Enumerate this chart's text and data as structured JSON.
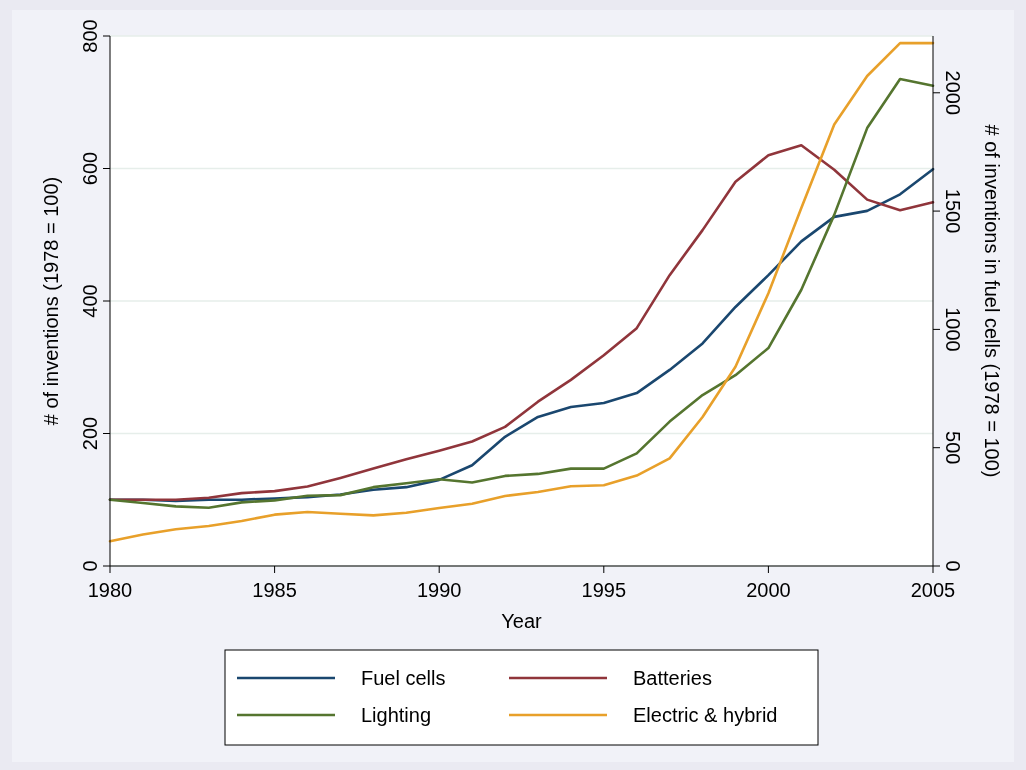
{
  "chart_data": {
    "type": "line",
    "xlabel": "Year",
    "ylabel": "# of inventions (1978 = 100)",
    "y2label": "# of inventions in fuel cells (1978 = 100)",
    "x": [
      1980,
      1981,
      1982,
      1983,
      1984,
      1985,
      1986,
      1987,
      1988,
      1989,
      1990,
      1991,
      1992,
      1993,
      1994,
      1995,
      1996,
      1997,
      1998,
      1999,
      2000,
      2001,
      2002,
      2003,
      2004,
      2005
    ],
    "xlim": [
      1980,
      2005
    ],
    "xticks": [
      1980,
      1985,
      1990,
      1995,
      2000,
      2005
    ],
    "ylim": [
      0,
      800
    ],
    "yticks": [
      0,
      200,
      400,
      600,
      800
    ],
    "y2lim": [
      0,
      2240
    ],
    "y2ticks": [
      0,
      500,
      1000,
      1500,
      2000
    ],
    "grid": "y",
    "legend": "bottom",
    "series": [
      {
        "name": "Fuel cells",
        "color": "#1a476f",
        "values": [
          100,
          100,
          98,
          100,
          100,
          102,
          104,
          108,
          115,
          119,
          130,
          152,
          195,
          225,
          240,
          246,
          261,
          296,
          336,
          391,
          439,
          490,
          527,
          536,
          561,
          599
        ]
      },
      {
        "name": "Batteries",
        "color": "#90353b",
        "values": [
          100,
          100,
          100,
          103,
          110,
          113,
          120,
          133,
          147,
          161,
          174,
          188,
          210,
          248,
          281,
          318,
          359,
          439,
          507,
          580,
          620,
          635,
          598,
          553,
          537,
          549
        ]
      },
      {
        "name": "Lighting",
        "color": "#55752f",
        "values": [
          100,
          95,
          90,
          88,
          96,
          99,
          106,
          107,
          119,
          125,
          131,
          126,
          136,
          139,
          147,
          147,
          170,
          218,
          258,
          288,
          329,
          417,
          530,
          661,
          735,
          725
        ]
      },
      {
        "name": "Electric & hybrid",
        "color": "#e8a02a",
        "axis": "y2",
        "values": [
          105,
          133,
          155,
          169,
          190,
          217,
          228,
          221,
          214,
          225,
          245,
          263,
          296,
          313,
          337,
          341,
          382,
          455,
          630,
          842,
          1153,
          1513,
          1866,
          2071,
          2210,
          2210
        ]
      }
    ]
  }
}
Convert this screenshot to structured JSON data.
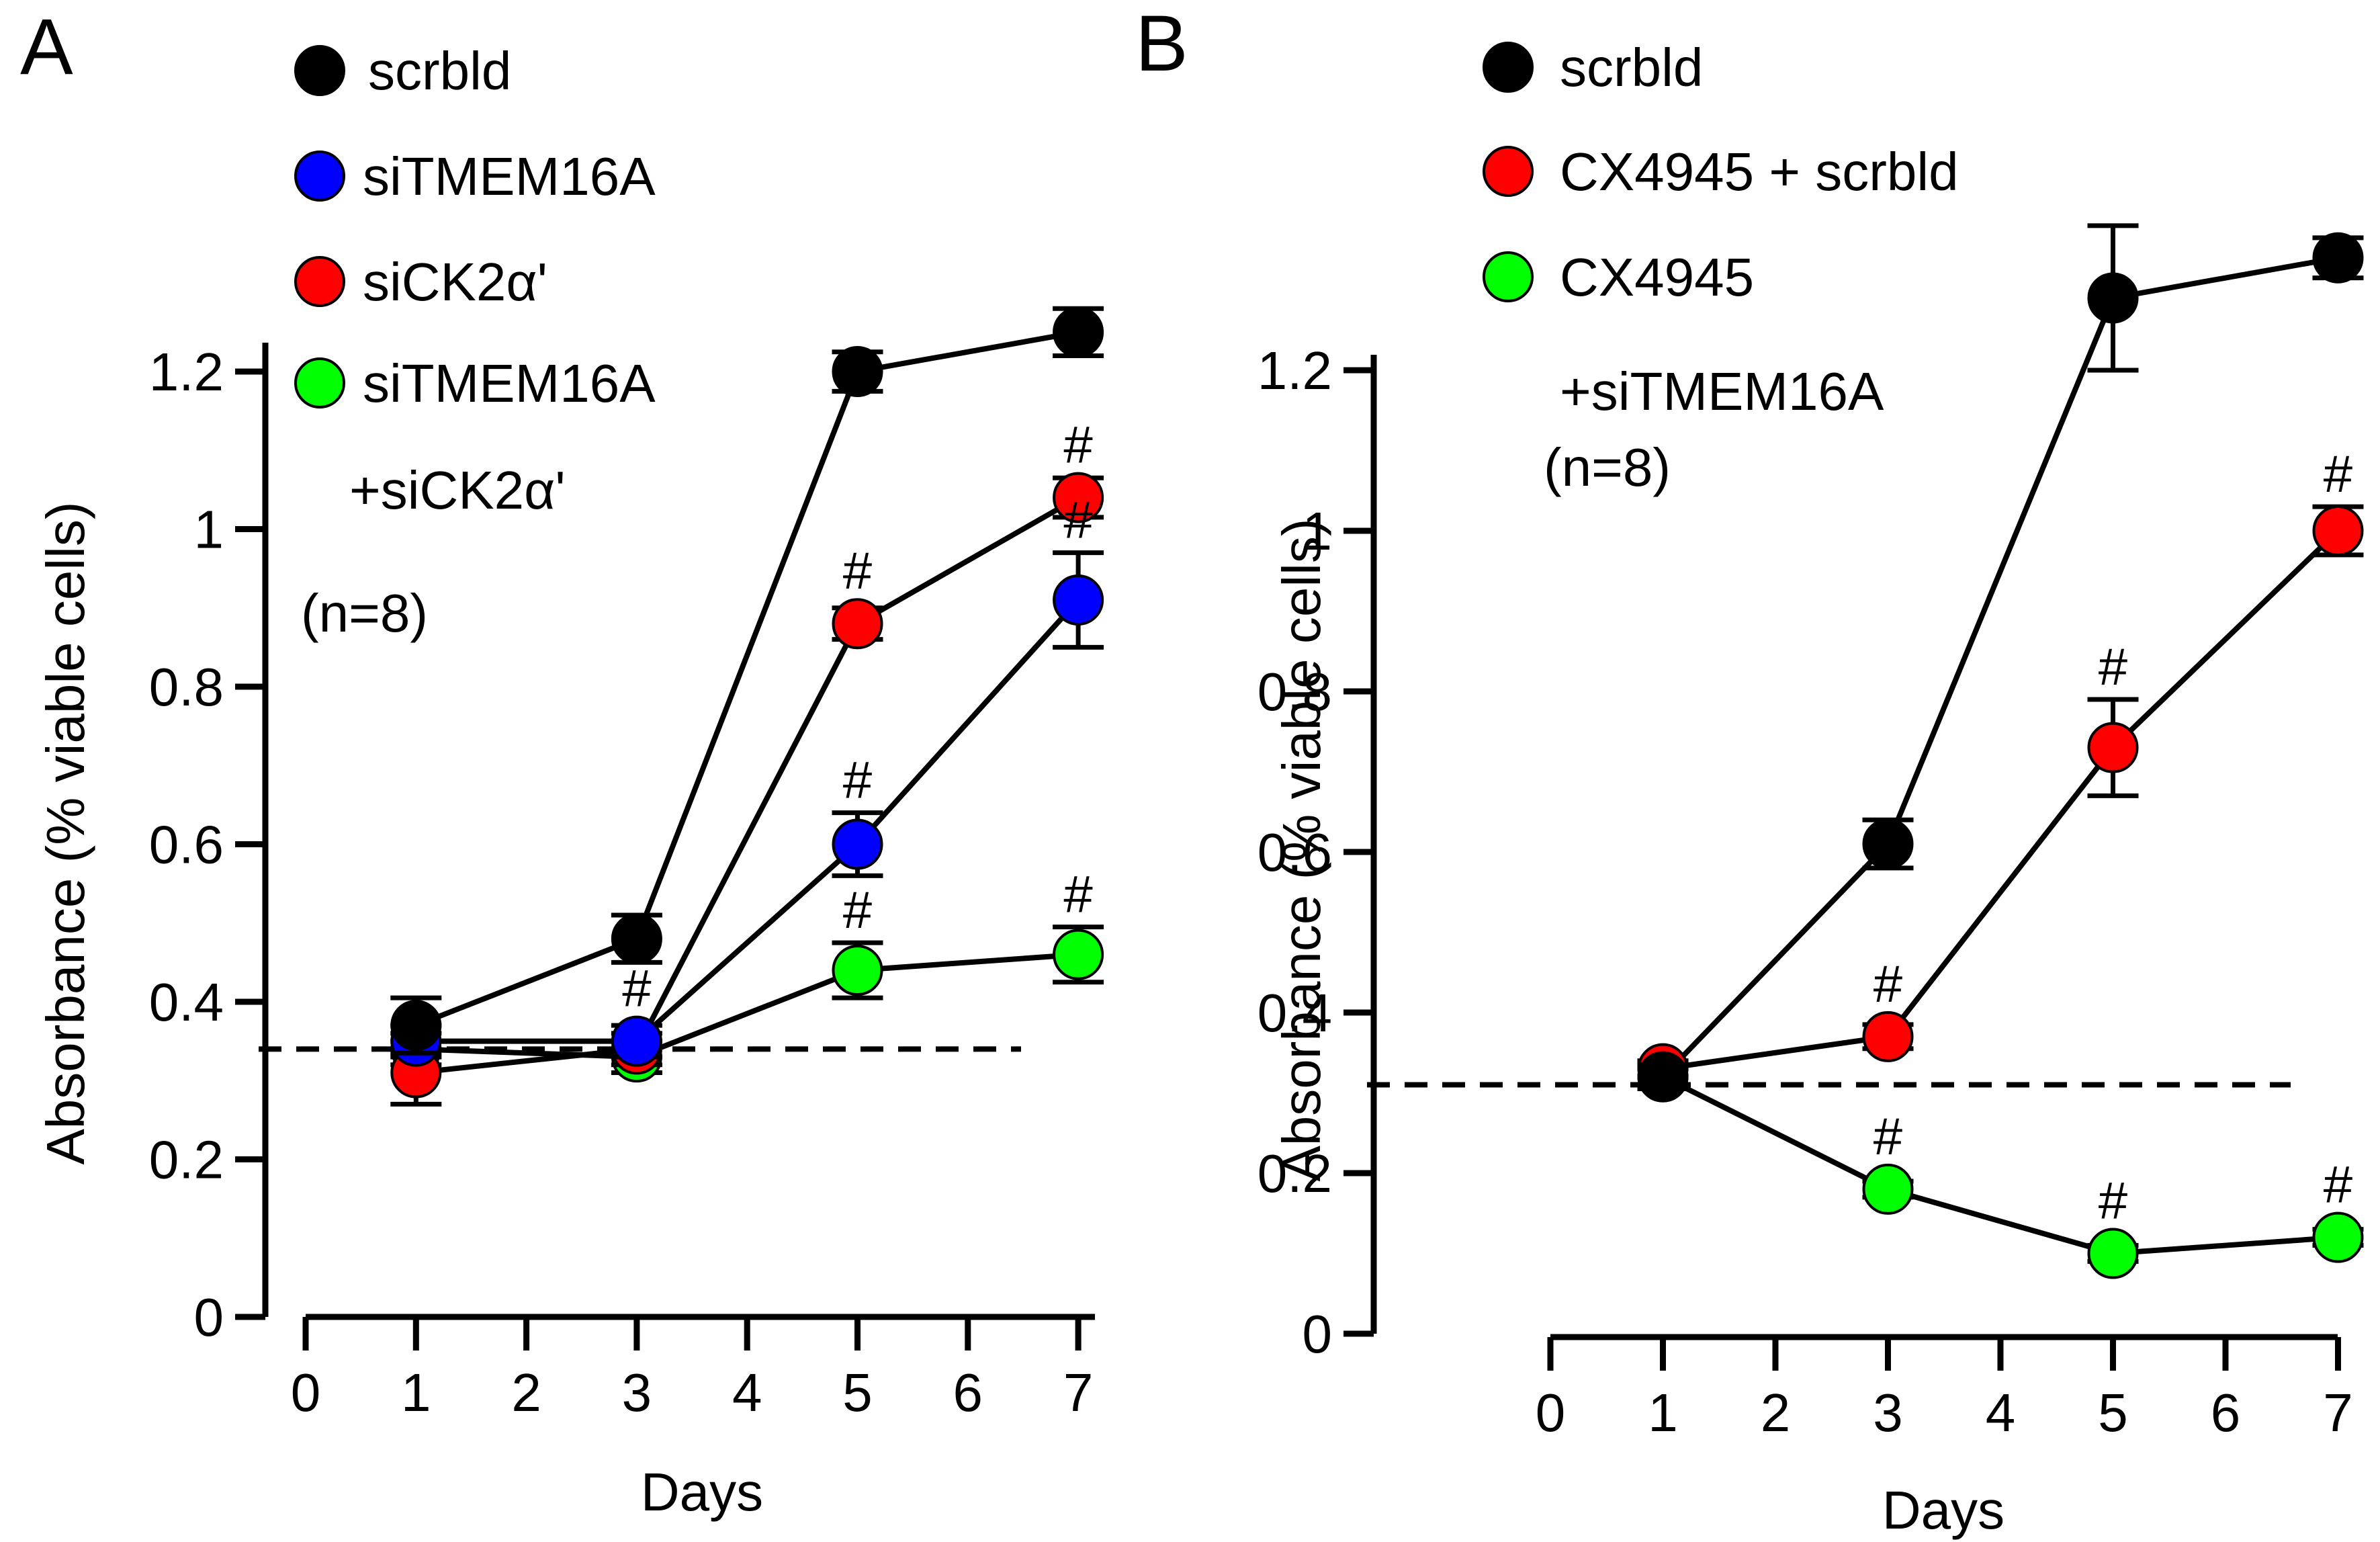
{
  "chart_data": [
    {
      "panel": "A",
      "type": "line",
      "xlabel": "Days",
      "ylabel": "Absorbance (% viable cells)",
      "xlim": [
        0,
        7
      ],
      "ylim": [
        0,
        1.2
      ],
      "xticks": [
        "0",
        "1",
        "2",
        "3",
        "4",
        "5",
        "6",
        "7"
      ],
      "yticks": [
        "0",
        "0.2",
        "0.4",
        "0.6",
        "0.8",
        "1",
        "1.2"
      ],
      "legend_position": "top-left",
      "legend": [
        {
          "label": "scrbld",
          "color": "#000000"
        },
        {
          "label": "siTMEM16A",
          "color": "#0000ff"
        },
        {
          "label": "siCK2α'",
          "color": "#ff0000"
        },
        {
          "label": "siTMEM16A",
          "color": "#00ff00"
        }
      ],
      "legend_continuation": "+siCK2α'",
      "note": "(n=8)",
      "baseline": 0.34,
      "series": [
        {
          "name": "scrbld",
          "color": "#000000",
          "x": [
            1,
            3,
            5,
            7
          ],
          "y": [
            0.37,
            0.48,
            1.2,
            1.25
          ],
          "err": [
            0.035,
            0.03,
            0.025,
            0.03
          ],
          "sig": [
            false,
            false,
            false,
            false
          ]
        },
        {
          "name": "siTMEM16A",
          "color": "#0000ff",
          "x": [
            1,
            3,
            5,
            7
          ],
          "y": [
            0.35,
            0.35,
            0.6,
            0.91
          ],
          "err": [
            0.02,
            0.02,
            0.04,
            0.06
          ],
          "sig": [
            false,
            true,
            true,
            true
          ]
        },
        {
          "name": "siCK2α'",
          "color": "#ff0000",
          "x": [
            1,
            3,
            5,
            7
          ],
          "y": [
            0.31,
            0.34,
            0.88,
            1.04
          ],
          "err": [
            0.04,
            0.02,
            0.02,
            0.025
          ],
          "sig": [
            false,
            false,
            true,
            true
          ]
        },
        {
          "name": "siTMEM16A +siCK2α'",
          "color": "#00ff00",
          "x": [
            1,
            3,
            5,
            7
          ],
          "y": [
            0.34,
            0.33,
            0.44,
            0.46
          ],
          "err": [
            0.02,
            0.02,
            0.035,
            0.035
          ],
          "sig": [
            false,
            false,
            true,
            true
          ]
        }
      ]
    },
    {
      "panel": "B",
      "type": "line",
      "xlabel": "Days",
      "ylabel": "Absorbance (% viable cells)",
      "xlim": [
        0,
        7
      ],
      "ylim": [
        0,
        1.2
      ],
      "xticks": [
        "0",
        "1",
        "2",
        "3",
        "4",
        "5",
        "6",
        "7"
      ],
      "yticks": [
        "0",
        "0.2",
        "0.4",
        "0.6",
        "0.8",
        "1",
        "1.2"
      ],
      "legend_position": "top-left",
      "legend": [
        {
          "label": "scrbld",
          "color": "#000000"
        },
        {
          "label": "CX4945 + scrbld",
          "color": "#ff0000"
        },
        {
          "label": "CX4945",
          "color": "#00ff00"
        }
      ],
      "legend_continuation": "+siTMEM16A",
      "note": "(n=8)",
      "baseline": 0.31,
      "series": [
        {
          "name": "scrbld",
          "color": "#000000",
          "x": [
            1,
            3,
            5,
            7
          ],
          "y": [
            0.32,
            0.61,
            1.29,
            1.34
          ],
          "err": [
            0.015,
            0.03,
            0.09,
            0.025
          ],
          "sig": [
            false,
            false,
            false,
            false
          ]
        },
        {
          "name": "CX4945 + scrbld",
          "color": "#ff0000",
          "x": [
            1,
            3,
            5,
            7
          ],
          "y": [
            0.33,
            0.37,
            0.73,
            1.0
          ],
          "err": [
            0.01,
            0.015,
            0.06,
            0.03
          ],
          "sig": [
            false,
            true,
            true,
            true
          ]
        },
        {
          "name": "CX4945 +siTMEM16A",
          "color": "#00ff00",
          "x": [
            1,
            3,
            5,
            7
          ],
          "y": [
            0.32,
            0.18,
            0.1,
            0.12
          ],
          "err": [
            0.01,
            0.01,
            0.01,
            0.01
          ],
          "sig": [
            false,
            true,
            true,
            true
          ]
        }
      ]
    }
  ],
  "significance_marker": "#"
}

TASK TO COMPLETE: This exercise calls for the records to be given again exactly, without the images.

RESULT BELOW:
Enumerate this chart's text and data as structured JSON.
{
  "chart_data": {
    "type": "line",
    "xlabel": "Year",
    "ylabel": "# of inventions (1978 = 100)",
    "y2label": "# of inventions in fuel cells (1978 = 100)",
    "x": [
      1980,
      1981,
      1982,
      1983,
      1984,
      1985,
      1986,
      1987,
      1988,
      1989,
      1990,
      1991,
      1992,
      1993,
      1994,
      1995,
      1996,
      1997,
      1998,
      1999,
      2000,
      2001,
      2002,
      2003,
      2004,
      2005
    ],
    "xlim": [
      1980,
      2005
    ],
    "xticks": [
      1980,
      1985,
      1990,
      1995,
      2000,
      2005
    ],
    "ylim": [
      0,
      800
    ],
    "yticks": [
      0,
      200,
      400,
      600,
      800
    ],
    "y2lim": [
      0,
      2240
    ],
    "y2ticks": [
      0,
      500,
      1000,
      1500,
      2000
    ],
    "grid": "y",
    "legend": "bottom",
    "series": [
      {
        "name": "Fuel cells",
        "color": "#1a476f",
        "values": [
          100,
          100,
          98,
          100,
          100,
          102,
          104,
          108,
          115,
          119,
          130,
          152,
          195,
          225,
          240,
          246,
          261,
          296,
          336,
          391,
          439,
          490,
          527,
          536,
          561,
          599
        ]
      },
      {
        "name": "Batteries",
        "color": "#90353b",
        "values": [
          100,
          100,
          100,
          103,
          110,
          113,
          120,
          133,
          147,
          161,
          174,
          188,
          210,
          248,
          281,
          318,
          359,
          439,
          507,
          580,
          620,
          635,
          598,
          553,
          537,
          549
        ]
      },
      {
        "name": "Lighting",
        "color": "#55752f",
        "values": [
          100,
          95,
          90,
          88,
          96,
          99,
          106,
          107,
          119,
          125,
          131,
          126,
          136,
          139,
          147,
          147,
          170,
          218,
          258,
          288,
          329,
          417,
          530,
          661,
          735,
          725
        ]
      },
      {
        "name": "Electric & hybrid",
        "color": "#e8a02a",
        "axis": "y2",
        "values": [
          105,
          133,
          155,
          169,
          190,
          217,
          228,
          221,
          214,
          225,
          245,
          263,
          296,
          313,
          337,
          341,
          382,
          455,
          630,
          842,
          1153,
          1513,
          1866,
          2071,
          2210,
          2210
        ]
      }
    ]
  }
}
Convert this screenshot to structured JSON data.
{
  "chart_data": [
    {
      "panel": "A",
      "type": "line",
      "xlabel": "Days",
      "ylabel": "Absorbance (% viable cells)",
      "xlim": [
        0,
        7
      ],
      "ylim": [
        0,
        1.2
      ],
      "xticks": [
        "0",
        "1",
        "2",
        "3",
        "4",
        "5",
        "6",
        "7"
      ],
      "yticks": [
        "0",
        "0.2",
        "0.4",
        "0.6",
        "0.8",
        "1",
        "1.2"
      ],
      "legend_position": "top-left",
      "legend": [
        {
          "label": "scrbld",
          "color": "#000000"
        },
        {
          "label": "siTMEM16A",
          "color": "#0000ff"
        },
        {
          "label": "siCK2α'",
          "color": "#ff0000"
        },
        {
          "label": "siTMEM16A",
          "color": "#00ff00"
        }
      ],
      "legend_continuation": "+siCK2α'",
      "note": "(n=8)",
      "baseline": 0.34,
      "series": [
        {
          "name": "scrbld",
          "color": "#000000",
          "x": [
            1,
            3,
            5,
            7
          ],
          "y": [
            0.37,
            0.48,
            1.2,
            1.25
          ],
          "err": [
            0.035,
            0.03,
            0.025,
            0.03
          ],
          "sig": [
            false,
            false,
            false,
            false
          ]
        },
        {
          "name": "siTMEM16A",
          "color": "#0000ff",
          "x": [
            1,
            3,
            5,
            7
          ],
          "y": [
            0.35,
            0.35,
            0.6,
            0.91
          ],
          "err": [
            0.02,
            0.02,
            0.04,
            0.06
          ],
          "sig": [
            false,
            true,
            true,
            true
          ]
        },
        {
          "name": "siCK2α'",
          "color": "#ff0000",
          "x": [
            1,
            3,
            5,
            7
          ],
          "y": [
            0.31,
            0.34,
            0.88,
            1.04
          ],
          "err": [
            0.04,
            0.02,
            0.02,
            0.025
          ],
          "sig": [
            false,
            false,
            true,
            true
          ]
        },
        {
          "name": "siTMEM16A +siCK2α'",
          "color": "#00ff00",
          "x": [
            1,
            3,
            5,
            7
          ],
          "y": [
            0.34,
            0.33,
            0.44,
            0.46
          ],
          "err": [
            0.02,
            0.02,
            0.035,
            0.035
          ],
          "sig": [
            false,
            false,
            true,
            true
          ]
        }
      ]
    },
    {
      "panel": "B",
      "type": "line",
      "xlabel": "Days",
      "ylabel": "Absorbance (% viable cells)",
      "xlim": [
        0,
        7
      ],
      "ylim": [
        0,
        1.2
      ],
      "xticks": [
        "0",
        "1",
        "2",
        "3",
        "4",
        "5",
        "6",
        "7"
      ],
      "yticks": [
        "0",
        "0.2",
        "0.4",
        "0.6",
        "0.8",
        "1",
        "1.2"
      ],
      "legend_position": "top-left",
      "legend": [
        {
          "label": "scrbld",
          "color": "#000000"
        },
        {
          "label": "CX4945 + scrbld",
          "color": "#ff0000"
        },
        {
          "label": "CX4945",
          "color": "#00ff00"
        }
      ],
      "legend_continuation": "+siTMEM16A",
      "note": "(n=8)",
      "baseline": 0.31,
      "series": [
        {
          "name": "scrbld",
          "color": "#000000",
          "x": [
            1,
            3,
            5,
            7
          ],
          "y": [
            0.32,
            0.61,
            1.29,
            1.34
          ],
          "err": [
            0.015,
            0.03,
            0.09,
            0.025
          ],
          "sig": [
            false,
            false,
            false,
            false
          ]
        },
        {
          "name": "CX4945 + scrbld",
          "color": "#ff0000",
          "x": [
            1,
            3,
            5,
            7
          ],
          "y": [
            0.33,
            0.37,
            0.73,
            1.0
          ],
          "err": [
            0.01,
            0.015,
            0.06,
            0.03
          ],
          "sig": [
            false,
            true,
            true,
            true
          ]
        },
        {
          "name": "CX4945 +siTMEM16A",
          "color": "#00ff00",
          "x": [
            1,
            3,
            5,
            7
          ],
          "y": [
            0.32,
            0.18,
            0.1,
            0.12
          ],
          "err": [
            0.01,
            0.01,
            0.01,
            0.01
          ],
          "sig": [
            false,
            true,
            true,
            true
          ]
        }
      ]
    }
  ],
  "significance_marker": "#"
}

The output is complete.